Automatic segmentation of medical images is an important step to extract useful information that can help doctors make a diagnosis. For example, it can be used to segment retinal vessels so that we can represent their structure and measure their width which in turn can help diagnose retinal diseases.
Here I implemented the U-net architecture to do blood vessel segmentation. It is an architecture that is widely used for semantic segmentation tasks especially in the medical domain.
Here I used DRIVE (Digital Retinal Images for Vessel Extraction) data set for all the experiments throughout the post. It is a data set of 40 retinal images ( 20 for training and 20 for testing ) where blood vessel were annotated at the pixel level ( see example above) to mark the presence (1) or absence (0) of a blood vessel at each pixel (i, j) of the image.
The U-net Architecture is an encoder-decoder with some skip connections between the encoder and the decoder. The major advantage of this architecture is its ability to take into account a wider context when making a prediction for a pixel. This is thanks to the large number of channels used in the up-sampling operation.

• [Record excerpts]:
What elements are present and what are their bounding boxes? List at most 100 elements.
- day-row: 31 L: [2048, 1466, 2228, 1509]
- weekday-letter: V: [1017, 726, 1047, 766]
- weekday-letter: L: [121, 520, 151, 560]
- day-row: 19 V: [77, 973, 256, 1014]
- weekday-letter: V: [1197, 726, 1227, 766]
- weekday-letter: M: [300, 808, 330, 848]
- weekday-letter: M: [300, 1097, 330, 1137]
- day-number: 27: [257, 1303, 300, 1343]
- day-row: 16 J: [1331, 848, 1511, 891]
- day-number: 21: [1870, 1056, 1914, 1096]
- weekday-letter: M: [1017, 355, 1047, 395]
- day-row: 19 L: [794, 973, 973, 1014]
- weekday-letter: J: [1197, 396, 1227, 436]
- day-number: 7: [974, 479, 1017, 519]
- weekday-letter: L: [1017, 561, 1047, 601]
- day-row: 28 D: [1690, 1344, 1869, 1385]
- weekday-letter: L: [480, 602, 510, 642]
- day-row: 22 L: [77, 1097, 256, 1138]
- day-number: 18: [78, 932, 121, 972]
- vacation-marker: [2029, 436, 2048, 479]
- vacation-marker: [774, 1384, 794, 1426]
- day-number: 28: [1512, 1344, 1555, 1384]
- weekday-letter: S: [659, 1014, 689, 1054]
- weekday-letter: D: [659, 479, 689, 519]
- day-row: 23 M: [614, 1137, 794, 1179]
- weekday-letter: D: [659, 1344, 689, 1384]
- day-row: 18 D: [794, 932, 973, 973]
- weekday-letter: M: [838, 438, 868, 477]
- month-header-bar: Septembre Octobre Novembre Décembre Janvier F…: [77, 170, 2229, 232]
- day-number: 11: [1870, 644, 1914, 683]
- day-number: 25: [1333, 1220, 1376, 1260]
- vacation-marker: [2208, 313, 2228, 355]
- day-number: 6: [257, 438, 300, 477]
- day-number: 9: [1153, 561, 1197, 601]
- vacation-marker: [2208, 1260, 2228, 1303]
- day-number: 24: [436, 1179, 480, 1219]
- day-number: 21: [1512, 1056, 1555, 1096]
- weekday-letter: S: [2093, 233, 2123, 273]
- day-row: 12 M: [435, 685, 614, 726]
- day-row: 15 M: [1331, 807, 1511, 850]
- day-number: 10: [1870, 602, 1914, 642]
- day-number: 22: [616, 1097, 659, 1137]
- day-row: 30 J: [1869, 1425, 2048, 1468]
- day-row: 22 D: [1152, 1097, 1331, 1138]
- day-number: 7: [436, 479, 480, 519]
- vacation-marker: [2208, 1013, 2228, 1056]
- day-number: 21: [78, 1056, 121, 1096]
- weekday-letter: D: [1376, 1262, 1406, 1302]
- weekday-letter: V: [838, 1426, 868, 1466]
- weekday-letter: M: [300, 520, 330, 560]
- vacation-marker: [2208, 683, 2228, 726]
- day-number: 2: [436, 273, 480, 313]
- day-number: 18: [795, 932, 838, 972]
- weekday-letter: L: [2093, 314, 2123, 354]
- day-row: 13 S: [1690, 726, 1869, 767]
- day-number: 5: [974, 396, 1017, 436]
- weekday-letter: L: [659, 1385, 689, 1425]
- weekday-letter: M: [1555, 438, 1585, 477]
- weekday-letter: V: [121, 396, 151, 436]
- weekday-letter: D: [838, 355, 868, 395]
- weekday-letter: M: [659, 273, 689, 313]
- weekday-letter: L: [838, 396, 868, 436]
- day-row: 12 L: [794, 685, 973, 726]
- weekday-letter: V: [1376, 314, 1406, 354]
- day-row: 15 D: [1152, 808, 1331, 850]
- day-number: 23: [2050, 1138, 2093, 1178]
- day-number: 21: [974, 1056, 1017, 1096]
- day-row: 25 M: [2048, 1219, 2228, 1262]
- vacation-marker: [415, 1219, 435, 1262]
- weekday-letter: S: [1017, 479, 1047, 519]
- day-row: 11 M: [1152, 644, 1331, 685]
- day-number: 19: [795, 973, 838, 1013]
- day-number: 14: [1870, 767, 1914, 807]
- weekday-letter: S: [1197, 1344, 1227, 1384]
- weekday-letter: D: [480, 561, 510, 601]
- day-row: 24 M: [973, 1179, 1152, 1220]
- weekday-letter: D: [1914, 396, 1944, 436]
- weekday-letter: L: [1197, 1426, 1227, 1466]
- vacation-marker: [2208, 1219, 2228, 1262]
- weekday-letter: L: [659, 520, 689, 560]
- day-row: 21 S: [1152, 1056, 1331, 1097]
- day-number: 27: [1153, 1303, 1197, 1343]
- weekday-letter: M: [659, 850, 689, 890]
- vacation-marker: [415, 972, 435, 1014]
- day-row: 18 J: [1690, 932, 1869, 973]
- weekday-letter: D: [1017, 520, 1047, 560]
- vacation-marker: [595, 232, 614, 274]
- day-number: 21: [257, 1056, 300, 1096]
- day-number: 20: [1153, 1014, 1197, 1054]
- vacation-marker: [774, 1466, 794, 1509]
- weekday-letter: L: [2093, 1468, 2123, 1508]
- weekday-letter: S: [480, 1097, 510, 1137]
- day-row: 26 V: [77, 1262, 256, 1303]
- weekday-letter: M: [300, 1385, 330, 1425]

• [Problem details]:
Please proceed with the post on U-net retinal vessel segmentation, continuing from its last sentence.

• [Result of the task]:
- Normalization : divided pixel intensities by 255 so they are in the 0–1 range.
- Cropping : The network expects each dimension of the input image to be divisible by 2⁴ because of the pooling operations so we take a random crop of 64*64 from each image.
- Data augmentation : Random flip (Horizontal or vertical or both), Random Shear, Random translation (Horizontal or vertical or both), Random Zoom. Performed during training only.
I trained two variations of the model :
- Pre-trained on ImageNet VGG encoder with data augmentation.
- Trained from scratch without data augmentation.